■ **THE TASK**: Copy out the listing below verbatim, beginning with its first line and ending after the line that contains "1%TEGO [327, 375, 339, 391]".

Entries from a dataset
━━━━

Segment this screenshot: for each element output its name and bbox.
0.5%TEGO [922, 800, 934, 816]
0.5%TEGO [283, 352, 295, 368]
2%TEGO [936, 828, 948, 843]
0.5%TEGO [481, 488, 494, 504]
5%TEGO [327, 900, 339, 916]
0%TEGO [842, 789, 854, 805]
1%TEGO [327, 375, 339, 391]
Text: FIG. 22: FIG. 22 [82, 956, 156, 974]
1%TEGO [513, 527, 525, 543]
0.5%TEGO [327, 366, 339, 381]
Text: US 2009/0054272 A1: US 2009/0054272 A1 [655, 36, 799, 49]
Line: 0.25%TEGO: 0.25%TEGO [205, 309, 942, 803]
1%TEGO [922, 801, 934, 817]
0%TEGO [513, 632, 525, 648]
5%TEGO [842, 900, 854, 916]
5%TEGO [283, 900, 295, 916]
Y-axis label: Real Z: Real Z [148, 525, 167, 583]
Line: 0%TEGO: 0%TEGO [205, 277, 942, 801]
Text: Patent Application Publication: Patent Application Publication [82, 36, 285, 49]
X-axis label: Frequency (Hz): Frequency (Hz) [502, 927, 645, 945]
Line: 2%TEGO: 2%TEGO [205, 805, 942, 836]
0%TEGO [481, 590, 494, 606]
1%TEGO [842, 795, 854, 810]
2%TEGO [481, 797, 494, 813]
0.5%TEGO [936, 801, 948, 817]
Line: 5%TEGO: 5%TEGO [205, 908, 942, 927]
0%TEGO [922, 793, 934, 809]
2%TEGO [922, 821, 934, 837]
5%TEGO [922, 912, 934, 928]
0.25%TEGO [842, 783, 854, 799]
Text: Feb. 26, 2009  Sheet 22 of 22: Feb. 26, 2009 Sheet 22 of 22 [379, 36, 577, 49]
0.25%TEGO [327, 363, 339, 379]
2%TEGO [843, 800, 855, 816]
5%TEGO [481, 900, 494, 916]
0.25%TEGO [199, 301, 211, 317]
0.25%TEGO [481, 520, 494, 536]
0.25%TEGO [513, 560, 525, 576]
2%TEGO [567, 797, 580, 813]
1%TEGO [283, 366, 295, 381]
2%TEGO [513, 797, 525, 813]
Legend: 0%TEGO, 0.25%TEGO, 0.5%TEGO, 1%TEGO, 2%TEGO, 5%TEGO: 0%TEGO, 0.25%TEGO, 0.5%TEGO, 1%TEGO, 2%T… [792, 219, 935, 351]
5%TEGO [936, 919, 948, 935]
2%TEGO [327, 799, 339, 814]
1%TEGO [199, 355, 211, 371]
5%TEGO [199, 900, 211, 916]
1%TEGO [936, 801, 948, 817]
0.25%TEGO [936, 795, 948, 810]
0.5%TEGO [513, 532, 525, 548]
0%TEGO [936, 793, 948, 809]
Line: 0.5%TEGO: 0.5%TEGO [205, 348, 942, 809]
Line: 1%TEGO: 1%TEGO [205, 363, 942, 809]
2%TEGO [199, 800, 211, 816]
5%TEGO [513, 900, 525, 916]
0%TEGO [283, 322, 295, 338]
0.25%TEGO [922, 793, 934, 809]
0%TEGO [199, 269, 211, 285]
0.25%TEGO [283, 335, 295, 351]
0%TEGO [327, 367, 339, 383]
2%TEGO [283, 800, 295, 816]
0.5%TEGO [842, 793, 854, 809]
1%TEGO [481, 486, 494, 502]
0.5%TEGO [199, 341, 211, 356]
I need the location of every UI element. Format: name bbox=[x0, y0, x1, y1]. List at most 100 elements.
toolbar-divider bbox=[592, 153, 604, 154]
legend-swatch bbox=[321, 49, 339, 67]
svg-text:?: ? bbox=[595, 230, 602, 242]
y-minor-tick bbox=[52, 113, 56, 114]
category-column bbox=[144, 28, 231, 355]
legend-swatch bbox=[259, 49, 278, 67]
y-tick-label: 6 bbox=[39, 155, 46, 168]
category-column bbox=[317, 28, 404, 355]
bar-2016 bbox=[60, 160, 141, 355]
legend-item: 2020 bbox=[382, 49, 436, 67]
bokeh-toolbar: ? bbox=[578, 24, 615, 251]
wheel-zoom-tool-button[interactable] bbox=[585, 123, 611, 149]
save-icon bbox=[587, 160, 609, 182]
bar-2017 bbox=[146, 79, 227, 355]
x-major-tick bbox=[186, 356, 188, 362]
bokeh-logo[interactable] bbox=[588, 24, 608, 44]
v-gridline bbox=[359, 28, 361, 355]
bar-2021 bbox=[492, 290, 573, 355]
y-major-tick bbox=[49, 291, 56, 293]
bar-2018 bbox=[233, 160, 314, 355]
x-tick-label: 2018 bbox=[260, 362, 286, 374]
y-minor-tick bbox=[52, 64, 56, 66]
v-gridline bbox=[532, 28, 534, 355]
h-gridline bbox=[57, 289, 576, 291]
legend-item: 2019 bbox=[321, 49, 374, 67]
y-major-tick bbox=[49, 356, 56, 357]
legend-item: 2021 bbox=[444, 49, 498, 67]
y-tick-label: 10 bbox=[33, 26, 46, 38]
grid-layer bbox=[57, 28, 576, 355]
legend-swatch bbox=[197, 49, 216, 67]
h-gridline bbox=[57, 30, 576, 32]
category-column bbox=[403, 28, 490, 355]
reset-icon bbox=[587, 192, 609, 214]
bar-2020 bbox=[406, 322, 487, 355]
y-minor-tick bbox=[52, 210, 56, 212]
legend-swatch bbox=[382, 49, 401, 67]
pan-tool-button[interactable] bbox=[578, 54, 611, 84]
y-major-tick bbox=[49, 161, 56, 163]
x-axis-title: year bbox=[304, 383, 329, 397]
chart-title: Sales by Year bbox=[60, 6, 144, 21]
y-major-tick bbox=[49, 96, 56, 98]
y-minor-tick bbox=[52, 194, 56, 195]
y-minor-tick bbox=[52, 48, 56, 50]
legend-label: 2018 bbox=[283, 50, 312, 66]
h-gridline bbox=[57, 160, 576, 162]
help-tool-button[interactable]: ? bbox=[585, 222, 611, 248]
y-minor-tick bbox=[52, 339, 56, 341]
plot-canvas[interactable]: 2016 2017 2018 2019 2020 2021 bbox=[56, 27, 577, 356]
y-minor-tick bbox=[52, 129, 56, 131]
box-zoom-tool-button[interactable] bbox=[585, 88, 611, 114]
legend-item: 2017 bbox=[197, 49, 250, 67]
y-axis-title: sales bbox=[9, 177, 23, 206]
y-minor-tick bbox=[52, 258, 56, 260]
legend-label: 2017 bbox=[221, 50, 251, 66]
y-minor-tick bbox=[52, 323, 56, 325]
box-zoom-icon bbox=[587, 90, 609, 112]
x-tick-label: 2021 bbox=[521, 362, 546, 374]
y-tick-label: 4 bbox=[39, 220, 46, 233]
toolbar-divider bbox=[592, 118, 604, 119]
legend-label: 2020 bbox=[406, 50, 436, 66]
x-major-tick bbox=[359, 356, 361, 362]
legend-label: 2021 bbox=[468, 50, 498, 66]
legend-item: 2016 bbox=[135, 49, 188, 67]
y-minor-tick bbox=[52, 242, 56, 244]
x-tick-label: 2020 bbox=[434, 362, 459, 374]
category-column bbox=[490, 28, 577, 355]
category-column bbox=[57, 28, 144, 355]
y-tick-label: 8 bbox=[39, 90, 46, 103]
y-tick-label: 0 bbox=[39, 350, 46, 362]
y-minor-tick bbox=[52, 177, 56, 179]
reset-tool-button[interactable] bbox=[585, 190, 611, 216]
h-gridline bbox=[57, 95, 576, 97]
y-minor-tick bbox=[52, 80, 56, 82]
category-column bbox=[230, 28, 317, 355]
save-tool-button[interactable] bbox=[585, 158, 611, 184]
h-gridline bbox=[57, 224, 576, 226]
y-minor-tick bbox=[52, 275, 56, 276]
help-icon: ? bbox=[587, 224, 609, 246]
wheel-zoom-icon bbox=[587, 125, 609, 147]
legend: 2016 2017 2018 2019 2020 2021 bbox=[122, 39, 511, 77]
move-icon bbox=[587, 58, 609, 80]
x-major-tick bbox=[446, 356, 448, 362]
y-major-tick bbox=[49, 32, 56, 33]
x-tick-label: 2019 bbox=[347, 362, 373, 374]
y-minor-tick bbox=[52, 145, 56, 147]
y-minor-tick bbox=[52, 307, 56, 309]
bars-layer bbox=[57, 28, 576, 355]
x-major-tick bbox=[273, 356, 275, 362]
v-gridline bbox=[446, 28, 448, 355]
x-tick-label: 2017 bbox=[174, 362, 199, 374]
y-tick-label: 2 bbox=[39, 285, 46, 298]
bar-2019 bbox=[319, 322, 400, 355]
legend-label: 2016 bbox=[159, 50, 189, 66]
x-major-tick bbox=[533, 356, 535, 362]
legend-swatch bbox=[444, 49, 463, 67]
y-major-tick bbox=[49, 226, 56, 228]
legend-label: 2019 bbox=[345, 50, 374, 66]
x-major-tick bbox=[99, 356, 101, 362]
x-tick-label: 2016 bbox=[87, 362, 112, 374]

━━━━

■ **ANSWER TO THE EXERCISE**:
Segment this screenshot: for each element output its name and bbox.
0.5%TEGO [922, 800, 934, 816]
0.5%TEGO [283, 352, 295, 368]
2%TEGO [936, 828, 948, 843]
0.5%TEGO [481, 488, 494, 504]
5%TEGO [327, 900, 339, 916]
0%TEGO [842, 789, 854, 805]
1%TEGO [327, 375, 339, 391]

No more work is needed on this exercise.